**What you will do**
Below are the records; copy each line in them that holds the word "können".

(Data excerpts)
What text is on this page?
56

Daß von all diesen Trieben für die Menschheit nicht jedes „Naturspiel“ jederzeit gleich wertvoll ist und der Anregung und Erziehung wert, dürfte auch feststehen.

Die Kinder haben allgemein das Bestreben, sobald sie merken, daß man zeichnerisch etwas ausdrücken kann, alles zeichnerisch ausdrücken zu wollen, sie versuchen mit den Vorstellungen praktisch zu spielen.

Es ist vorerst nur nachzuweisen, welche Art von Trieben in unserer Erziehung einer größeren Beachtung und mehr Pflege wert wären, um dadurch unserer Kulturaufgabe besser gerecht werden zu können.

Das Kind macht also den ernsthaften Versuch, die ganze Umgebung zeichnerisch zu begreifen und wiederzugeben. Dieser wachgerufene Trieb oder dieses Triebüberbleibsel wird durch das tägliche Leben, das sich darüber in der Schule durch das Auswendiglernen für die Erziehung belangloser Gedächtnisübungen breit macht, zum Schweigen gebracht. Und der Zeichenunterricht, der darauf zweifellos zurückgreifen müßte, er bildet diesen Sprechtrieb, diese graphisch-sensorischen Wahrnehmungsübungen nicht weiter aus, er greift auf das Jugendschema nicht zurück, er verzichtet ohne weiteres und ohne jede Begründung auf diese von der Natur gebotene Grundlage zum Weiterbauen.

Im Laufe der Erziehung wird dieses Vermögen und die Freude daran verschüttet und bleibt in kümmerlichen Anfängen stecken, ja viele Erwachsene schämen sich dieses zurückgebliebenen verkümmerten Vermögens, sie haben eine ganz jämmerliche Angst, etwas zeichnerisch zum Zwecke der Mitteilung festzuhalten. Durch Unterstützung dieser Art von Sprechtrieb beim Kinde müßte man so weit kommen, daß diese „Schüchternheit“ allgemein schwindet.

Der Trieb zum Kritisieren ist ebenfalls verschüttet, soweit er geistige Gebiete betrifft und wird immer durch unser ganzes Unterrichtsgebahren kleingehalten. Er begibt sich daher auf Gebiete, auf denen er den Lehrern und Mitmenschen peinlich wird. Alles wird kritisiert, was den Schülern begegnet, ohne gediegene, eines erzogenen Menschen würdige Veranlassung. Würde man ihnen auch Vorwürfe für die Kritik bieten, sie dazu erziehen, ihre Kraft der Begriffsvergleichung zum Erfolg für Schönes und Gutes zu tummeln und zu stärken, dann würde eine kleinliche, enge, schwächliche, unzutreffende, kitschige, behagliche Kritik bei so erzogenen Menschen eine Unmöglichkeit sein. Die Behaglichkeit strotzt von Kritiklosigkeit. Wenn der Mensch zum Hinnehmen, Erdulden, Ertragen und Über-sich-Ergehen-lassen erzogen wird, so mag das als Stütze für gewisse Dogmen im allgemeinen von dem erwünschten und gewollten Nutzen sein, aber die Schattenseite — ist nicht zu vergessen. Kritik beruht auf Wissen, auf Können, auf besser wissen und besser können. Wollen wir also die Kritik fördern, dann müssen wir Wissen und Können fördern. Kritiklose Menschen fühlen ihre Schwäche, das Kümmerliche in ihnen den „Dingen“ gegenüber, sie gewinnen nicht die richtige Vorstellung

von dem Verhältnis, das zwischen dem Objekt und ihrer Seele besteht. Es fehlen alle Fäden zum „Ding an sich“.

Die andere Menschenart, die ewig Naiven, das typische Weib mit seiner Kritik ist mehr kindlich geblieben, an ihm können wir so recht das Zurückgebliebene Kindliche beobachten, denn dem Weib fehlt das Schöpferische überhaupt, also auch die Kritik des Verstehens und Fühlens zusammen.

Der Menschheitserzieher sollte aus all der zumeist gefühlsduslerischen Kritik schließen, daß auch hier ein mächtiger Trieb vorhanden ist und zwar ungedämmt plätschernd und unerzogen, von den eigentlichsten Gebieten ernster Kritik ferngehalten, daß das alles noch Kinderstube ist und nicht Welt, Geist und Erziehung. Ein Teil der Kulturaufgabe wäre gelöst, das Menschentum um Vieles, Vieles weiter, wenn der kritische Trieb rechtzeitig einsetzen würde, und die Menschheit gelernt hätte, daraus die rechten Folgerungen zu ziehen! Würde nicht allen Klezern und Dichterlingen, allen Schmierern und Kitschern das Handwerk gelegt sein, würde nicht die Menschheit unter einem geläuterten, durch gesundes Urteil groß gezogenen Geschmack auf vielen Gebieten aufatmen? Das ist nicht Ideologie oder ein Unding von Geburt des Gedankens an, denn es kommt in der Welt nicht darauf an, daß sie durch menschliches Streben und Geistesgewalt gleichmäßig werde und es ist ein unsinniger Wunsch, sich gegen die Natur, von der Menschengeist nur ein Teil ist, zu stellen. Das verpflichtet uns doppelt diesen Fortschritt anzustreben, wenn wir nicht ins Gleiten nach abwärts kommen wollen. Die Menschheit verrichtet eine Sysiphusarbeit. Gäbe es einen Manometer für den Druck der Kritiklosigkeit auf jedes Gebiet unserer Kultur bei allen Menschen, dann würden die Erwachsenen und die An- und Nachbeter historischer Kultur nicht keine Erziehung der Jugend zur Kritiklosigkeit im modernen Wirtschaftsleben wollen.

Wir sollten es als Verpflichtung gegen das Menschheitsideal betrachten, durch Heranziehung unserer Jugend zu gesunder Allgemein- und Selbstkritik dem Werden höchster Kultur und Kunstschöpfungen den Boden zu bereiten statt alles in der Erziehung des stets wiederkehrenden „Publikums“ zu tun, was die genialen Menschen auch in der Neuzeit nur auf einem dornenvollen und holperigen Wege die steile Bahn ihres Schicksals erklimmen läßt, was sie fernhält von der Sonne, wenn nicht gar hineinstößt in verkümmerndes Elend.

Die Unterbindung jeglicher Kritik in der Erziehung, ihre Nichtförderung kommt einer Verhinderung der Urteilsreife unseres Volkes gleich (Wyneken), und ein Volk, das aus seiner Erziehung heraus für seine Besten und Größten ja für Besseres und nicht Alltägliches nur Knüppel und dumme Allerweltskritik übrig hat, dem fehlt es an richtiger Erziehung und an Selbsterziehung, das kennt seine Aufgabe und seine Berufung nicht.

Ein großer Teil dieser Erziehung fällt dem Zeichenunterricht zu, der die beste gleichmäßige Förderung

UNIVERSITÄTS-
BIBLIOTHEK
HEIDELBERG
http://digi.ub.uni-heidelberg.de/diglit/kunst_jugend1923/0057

**Response**
Es ist vorerst nur nachzuweisen, welche Art von Trieben in unserer Erziehung einer größeren Beachtung und mehr Pflege wert wären, um dadurch unserer Kulturaufgabe besser gerecht werden zu können.
Der Trieb zum Kritisieren ist ebenfalls verschüttet, soweit er geistige Gebiete betrifft und wird immer durch unser ganzes Unterrichtsgebahren kleingehalten. Er begibt sich daher auf Gebiete, auf denen er den Lehrern und Mitmenschen peinlich wird. Alles wird kritisiert, was den Schülern begegnet, ohne gediegene, eines erzogenen Menschen würdige Veranlassung. Würde man ihnen auch Vorwürfe für die Kritik bieten, sie dazu erziehen, ihre Kraft der Begriffsvergleichung zum Erfolg für Schönes und Gutes zu tummeln und zu stärken, dann würde eine kleinliche, enge, schwächliche, unzutreffende, kitschige, behagliche Kritik bei so erzogenen Menschen eine Unmöglichkeit sein. Die Behaglichkeit strotzt von Kritiklosigkeit. Wenn der Mensch zum Hinnehmen, Erdulden, Ertragen und Über-sich-Ergehen-lassen erzogen wird, so mag das als Stütze für gewisse Dogmen im allgemeinen von dem erwünschten und gewollten Nutzen sein, aber die Schattenseite — ist nicht zu vergessen. Kritik beruht auf Wissen, auf Können, auf besser wissen und besser können. Wollen wir also die Kritik fördern, dann müssen wir Wissen und Können fördern. Kritiklose Menschen fühlen ihre Schwäche, das Kümmerliche in ihnen den „Dingen“ gegenüber, sie gewinnen nicht die richtige Vorstellung
Die andere Menschenart, die ewig Naiven, das typische Weib mit seiner Kritik ist mehr kindlich geblieben, an ihm können wir so recht das Zurückgebliebene Kindliche beobachten, denn dem Weib fehlt das Schöpferische überhaupt, also auch die Kritik des Verstehens und Fühlens zusammen.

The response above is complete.